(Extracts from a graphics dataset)
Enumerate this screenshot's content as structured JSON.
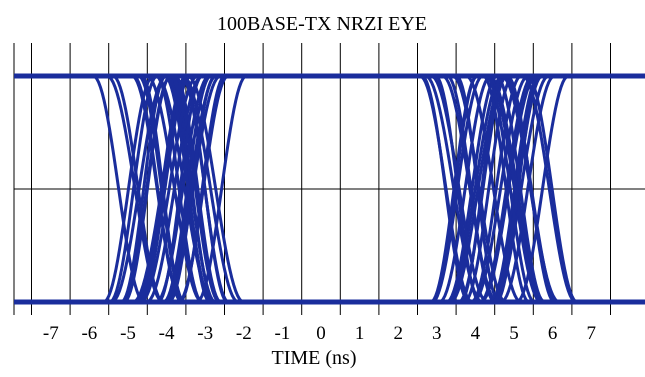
{
  "chart_data": {
    "type": "line",
    "title": "100BASE-TX NRZI EYE",
    "xlabel": "TIME (ns)",
    "ylabel": "",
    "x_ticks": [
      -7,
      -6,
      -5,
      -4,
      -3,
      -2,
      -1,
      0,
      1,
      2,
      3,
      4,
      5,
      6,
      7
    ],
    "x_tick_labels": [
      "-7",
      "-6",
      "-5",
      "-4",
      "-3",
      "-2",
      "-1",
      "0",
      "1",
      "2",
      "3",
      "4",
      "5",
      "6",
      "7"
    ],
    "xlim": [
      -8,
      8
    ],
    "ylim": [
      -1,
      1
    ],
    "grid": true,
    "series_color": "#1a2d9c",
    "transition_groups": [
      {
        "center": -3.9,
        "jitter_min": -1.4,
        "jitter_max": 1.4,
        "rise_time": 1.3
      },
      {
        "center": 4.6,
        "jitter_min": -1.4,
        "jitter_max": 1.4,
        "rise_time": 1.3
      }
    ],
    "levels": [
      -1,
      1
    ]
  }
}
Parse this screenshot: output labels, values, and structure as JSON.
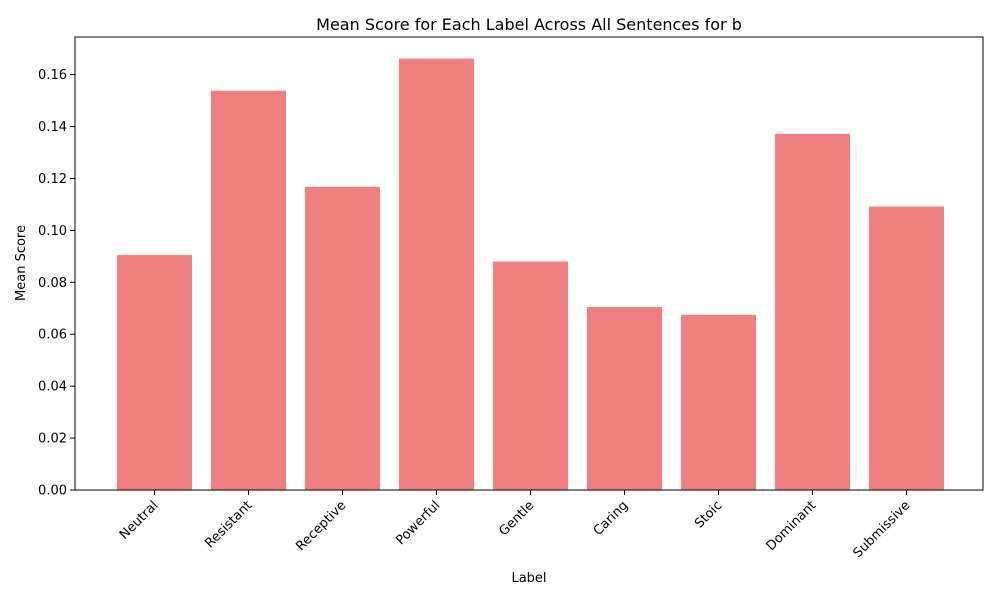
{
  "chart_data": {
    "type": "bar",
    "title": "Mean Score for Each Label Across All Sentences for b",
    "xlabel": "Label",
    "ylabel": "Mean Score",
    "categories": [
      "Neutral",
      "Resistant",
      "Receptive",
      "Powerful",
      "Gentle",
      "Caring",
      "Stoic",
      "Dominant",
      "Submissive"
    ],
    "values": [
      0.0905,
      0.1538,
      0.1168,
      0.1662,
      0.088,
      0.0705,
      0.0675,
      0.1372,
      0.1092
    ],
    "ylim": [
      0,
      0.1745
    ],
    "yticks": [
      0.0,
      0.02,
      0.04,
      0.06,
      0.08,
      0.1,
      0.12,
      0.14,
      0.16
    ],
    "ytick_labels": [
      "0.00",
      "0.02",
      "0.04",
      "0.06",
      "0.08",
      "0.10",
      "0.12",
      "0.14",
      "0.16"
    ],
    "bar_color": "#f08080",
    "grid": false,
    "legend": "none"
  }
}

» **Directive**
Each record above should come back exactly the same, only without its pictures.

» **Task result**
Enumerate this screenshot's content as structured JSON.
{
  "chart_data": {
    "type": "line",
    "title": "100BASE-TX NRZI EYE",
    "xlabel": "TIME (ns)",
    "ylabel": "",
    "x_ticks": [
      -7,
      -6,
      -5,
      -4,
      -3,
      -2,
      -1,
      0,
      1,
      2,
      3,
      4,
      5,
      6,
      7
    ],
    "x_tick_labels": [
      "-7",
      "-6",
      "-5",
      "-4",
      "-3",
      "-2",
      "-1",
      "0",
      "1",
      "2",
      "3",
      "4",
      "5",
      "6",
      "7"
    ],
    "xlim": [
      -8,
      8
    ],
    "ylim": [
      -1,
      1
    ],
    "grid": true,
    "series_color": "#1a2d9c",
    "transition_groups": [
      {
        "center": -3.9,
        "jitter_min": -1.4,
        "jitter_max": 1.4,
        "rise_time": 1.3
      },
      {
        "center": 4.6,
        "jitter_min": -1.4,
        "jitter_max": 1.4,
        "rise_time": 1.3
      }
    ],
    "levels": [
      -1,
      1
    ]
  }
}
Parse this screenshot: output labels, values, and structure as JSON.
{
  "chart_data": {
    "type": "bar",
    "title": "Mean Score for Each Label Across All Sentences for b",
    "xlabel": "Label",
    "ylabel": "Mean Score",
    "categories": [
      "Neutral",
      "Resistant",
      "Receptive",
      "Powerful",
      "Gentle",
      "Caring",
      "Stoic",
      "Dominant",
      "Submissive"
    ],
    "values": [
      0.0905,
      0.1538,
      0.1168,
      0.1662,
      0.088,
      0.0705,
      0.0675,
      0.1372,
      0.1092
    ],
    "ylim": [
      0,
      0.1745
    ],
    "yticks": [
      0.0,
      0.02,
      0.04,
      0.06,
      0.08,
      0.1,
      0.12,
      0.14,
      0.16
    ],
    "ytick_labels": [
      "0.00",
      "0.02",
      "0.04",
      "0.06",
      "0.08",
      "0.10",
      "0.12",
      "0.14",
      "0.16"
    ],
    "bar_color": "#f08080",
    "grid": false,
    "legend": "none"
  }
}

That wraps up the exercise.